» **Exercise**
Look for the string "configuration" and copy every line that has it.

****************

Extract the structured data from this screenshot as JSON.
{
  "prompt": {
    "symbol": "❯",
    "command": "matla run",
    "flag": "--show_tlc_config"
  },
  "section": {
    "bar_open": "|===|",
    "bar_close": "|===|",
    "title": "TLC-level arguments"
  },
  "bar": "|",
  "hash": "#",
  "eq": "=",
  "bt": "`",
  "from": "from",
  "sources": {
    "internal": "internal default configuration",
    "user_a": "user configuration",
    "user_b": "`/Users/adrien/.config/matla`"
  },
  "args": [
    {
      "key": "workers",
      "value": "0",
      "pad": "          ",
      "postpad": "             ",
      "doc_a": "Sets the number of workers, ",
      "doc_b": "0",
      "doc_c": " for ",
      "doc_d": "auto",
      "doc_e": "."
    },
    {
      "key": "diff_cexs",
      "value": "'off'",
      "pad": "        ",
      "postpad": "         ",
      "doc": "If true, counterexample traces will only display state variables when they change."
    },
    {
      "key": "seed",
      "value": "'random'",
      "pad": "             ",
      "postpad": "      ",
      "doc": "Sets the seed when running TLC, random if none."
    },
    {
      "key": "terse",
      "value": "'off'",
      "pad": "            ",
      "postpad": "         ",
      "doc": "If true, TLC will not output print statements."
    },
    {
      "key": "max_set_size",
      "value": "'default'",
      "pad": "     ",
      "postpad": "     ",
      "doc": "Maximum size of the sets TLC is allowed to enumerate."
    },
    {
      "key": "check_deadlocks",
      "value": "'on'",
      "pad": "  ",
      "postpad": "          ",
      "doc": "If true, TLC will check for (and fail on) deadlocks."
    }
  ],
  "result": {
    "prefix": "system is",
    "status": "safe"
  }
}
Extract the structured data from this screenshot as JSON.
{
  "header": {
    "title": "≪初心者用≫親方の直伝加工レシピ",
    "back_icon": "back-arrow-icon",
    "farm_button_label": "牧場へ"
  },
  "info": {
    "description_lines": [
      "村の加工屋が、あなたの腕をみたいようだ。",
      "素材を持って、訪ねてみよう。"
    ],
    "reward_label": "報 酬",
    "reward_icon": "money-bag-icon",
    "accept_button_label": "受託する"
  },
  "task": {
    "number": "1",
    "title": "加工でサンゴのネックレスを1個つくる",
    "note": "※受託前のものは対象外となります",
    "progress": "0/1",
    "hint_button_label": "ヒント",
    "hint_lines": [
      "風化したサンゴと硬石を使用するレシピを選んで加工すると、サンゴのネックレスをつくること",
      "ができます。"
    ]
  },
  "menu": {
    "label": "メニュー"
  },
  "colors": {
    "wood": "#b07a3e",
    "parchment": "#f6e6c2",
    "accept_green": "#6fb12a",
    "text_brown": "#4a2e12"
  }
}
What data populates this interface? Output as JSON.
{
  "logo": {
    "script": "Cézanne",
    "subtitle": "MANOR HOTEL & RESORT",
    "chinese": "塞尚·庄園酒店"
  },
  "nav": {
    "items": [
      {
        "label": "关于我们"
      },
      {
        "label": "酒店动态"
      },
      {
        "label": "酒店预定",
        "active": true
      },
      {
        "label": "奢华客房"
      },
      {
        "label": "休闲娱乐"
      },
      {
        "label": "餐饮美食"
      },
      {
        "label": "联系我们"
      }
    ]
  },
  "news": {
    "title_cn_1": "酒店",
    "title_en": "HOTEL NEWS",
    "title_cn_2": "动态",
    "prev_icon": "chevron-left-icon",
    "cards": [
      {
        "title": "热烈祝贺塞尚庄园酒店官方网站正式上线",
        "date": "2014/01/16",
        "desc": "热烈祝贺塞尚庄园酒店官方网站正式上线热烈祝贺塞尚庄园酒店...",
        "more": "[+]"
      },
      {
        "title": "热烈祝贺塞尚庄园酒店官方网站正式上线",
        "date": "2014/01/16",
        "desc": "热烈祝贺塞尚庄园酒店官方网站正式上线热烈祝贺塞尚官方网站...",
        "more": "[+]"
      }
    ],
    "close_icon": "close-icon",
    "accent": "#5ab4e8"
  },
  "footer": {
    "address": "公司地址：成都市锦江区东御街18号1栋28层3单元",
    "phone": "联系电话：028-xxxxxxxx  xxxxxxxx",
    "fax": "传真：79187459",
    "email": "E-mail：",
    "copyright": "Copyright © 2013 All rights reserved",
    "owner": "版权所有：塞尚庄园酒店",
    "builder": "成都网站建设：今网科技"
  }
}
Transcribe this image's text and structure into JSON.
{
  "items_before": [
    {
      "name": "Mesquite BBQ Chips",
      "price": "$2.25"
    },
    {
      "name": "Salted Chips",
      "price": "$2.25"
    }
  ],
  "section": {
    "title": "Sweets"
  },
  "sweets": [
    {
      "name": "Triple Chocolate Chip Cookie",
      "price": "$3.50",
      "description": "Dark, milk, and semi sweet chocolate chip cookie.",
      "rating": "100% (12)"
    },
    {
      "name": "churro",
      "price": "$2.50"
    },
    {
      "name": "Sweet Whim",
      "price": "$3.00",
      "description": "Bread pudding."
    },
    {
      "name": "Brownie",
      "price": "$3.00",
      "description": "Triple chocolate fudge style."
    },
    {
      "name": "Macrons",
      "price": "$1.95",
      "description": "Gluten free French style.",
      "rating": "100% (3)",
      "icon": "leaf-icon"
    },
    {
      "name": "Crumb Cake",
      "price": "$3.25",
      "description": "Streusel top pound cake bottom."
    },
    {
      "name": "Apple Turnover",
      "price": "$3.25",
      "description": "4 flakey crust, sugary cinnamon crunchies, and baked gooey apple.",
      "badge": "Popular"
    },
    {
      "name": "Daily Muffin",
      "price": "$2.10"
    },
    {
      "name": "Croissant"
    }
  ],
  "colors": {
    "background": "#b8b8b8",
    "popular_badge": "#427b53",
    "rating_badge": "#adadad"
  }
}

****************

» **Task response**
    "internal": "internal default configuration",
    "user_a": "user configuration",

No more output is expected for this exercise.